* **To be done**:
Check each line of the material below for "this", then copy the ones that contain it.

Start of Material shown

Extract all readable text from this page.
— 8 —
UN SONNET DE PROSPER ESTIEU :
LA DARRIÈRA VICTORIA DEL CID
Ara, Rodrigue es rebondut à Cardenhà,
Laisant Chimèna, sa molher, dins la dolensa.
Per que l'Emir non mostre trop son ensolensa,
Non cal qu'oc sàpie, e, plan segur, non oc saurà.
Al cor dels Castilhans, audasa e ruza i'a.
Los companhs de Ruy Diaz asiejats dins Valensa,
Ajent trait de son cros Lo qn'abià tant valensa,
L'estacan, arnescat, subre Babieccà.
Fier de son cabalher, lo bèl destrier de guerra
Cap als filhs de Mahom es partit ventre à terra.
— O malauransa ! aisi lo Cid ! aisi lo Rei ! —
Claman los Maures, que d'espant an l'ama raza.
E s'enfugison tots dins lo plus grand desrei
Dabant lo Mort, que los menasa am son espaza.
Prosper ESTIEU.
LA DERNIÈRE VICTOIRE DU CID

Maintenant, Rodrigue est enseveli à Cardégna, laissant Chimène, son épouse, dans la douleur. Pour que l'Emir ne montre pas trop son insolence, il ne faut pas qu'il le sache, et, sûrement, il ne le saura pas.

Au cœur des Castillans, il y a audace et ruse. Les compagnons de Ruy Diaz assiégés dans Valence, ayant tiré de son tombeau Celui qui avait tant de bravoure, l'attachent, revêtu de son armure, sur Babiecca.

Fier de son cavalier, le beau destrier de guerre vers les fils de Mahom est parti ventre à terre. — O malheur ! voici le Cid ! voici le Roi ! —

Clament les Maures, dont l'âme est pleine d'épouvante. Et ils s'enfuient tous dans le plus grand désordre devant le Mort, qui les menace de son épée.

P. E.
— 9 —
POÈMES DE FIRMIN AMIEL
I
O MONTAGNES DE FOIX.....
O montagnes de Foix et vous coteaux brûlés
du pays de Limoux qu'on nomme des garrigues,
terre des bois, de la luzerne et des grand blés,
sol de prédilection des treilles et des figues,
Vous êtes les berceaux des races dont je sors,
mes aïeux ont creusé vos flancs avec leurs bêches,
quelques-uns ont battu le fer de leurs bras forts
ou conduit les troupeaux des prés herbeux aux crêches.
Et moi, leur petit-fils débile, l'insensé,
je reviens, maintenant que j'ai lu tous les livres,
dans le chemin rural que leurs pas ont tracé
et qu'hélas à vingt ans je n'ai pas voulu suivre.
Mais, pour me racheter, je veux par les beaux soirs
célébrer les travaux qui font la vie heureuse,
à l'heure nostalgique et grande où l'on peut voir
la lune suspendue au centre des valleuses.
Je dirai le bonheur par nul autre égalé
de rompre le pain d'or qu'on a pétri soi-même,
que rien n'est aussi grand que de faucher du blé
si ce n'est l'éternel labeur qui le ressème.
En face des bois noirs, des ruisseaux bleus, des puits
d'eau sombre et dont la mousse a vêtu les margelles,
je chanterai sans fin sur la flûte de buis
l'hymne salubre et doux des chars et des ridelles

End of Material shown
Start of Material shown

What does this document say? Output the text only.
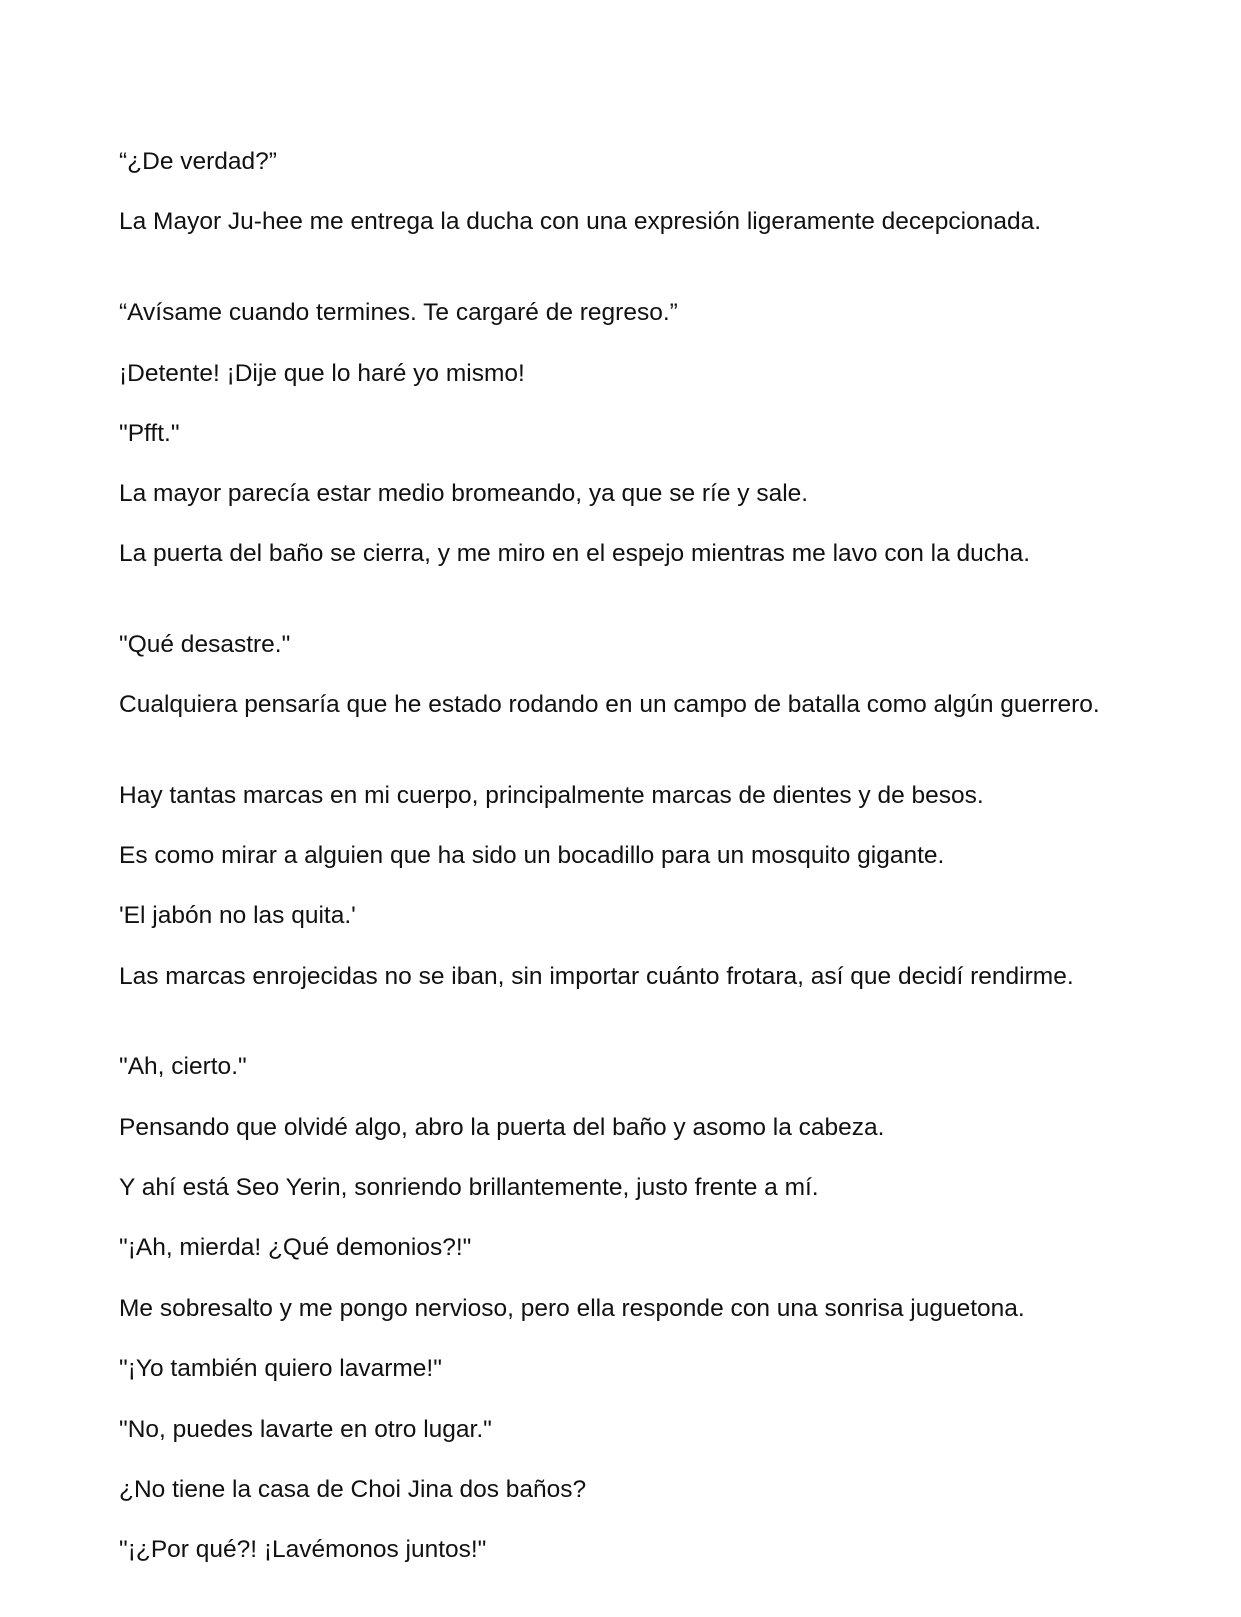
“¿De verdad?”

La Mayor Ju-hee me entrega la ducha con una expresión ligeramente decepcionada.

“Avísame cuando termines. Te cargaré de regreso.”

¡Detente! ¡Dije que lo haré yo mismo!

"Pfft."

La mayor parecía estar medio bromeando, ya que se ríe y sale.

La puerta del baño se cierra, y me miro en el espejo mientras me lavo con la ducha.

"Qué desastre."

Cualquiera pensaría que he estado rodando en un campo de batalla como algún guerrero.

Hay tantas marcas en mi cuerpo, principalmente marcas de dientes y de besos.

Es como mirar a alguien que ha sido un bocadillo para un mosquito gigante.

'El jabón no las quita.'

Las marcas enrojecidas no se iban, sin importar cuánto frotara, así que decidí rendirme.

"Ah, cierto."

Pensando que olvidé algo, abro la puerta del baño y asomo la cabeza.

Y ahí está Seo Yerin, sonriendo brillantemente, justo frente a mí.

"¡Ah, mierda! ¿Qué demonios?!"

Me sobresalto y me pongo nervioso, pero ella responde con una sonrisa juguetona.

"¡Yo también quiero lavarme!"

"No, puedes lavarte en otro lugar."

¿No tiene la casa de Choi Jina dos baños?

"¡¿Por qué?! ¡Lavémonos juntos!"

End of Material shown

* **Full answer**:
Extract all readable text from this page.
What does this document say? Output the text only.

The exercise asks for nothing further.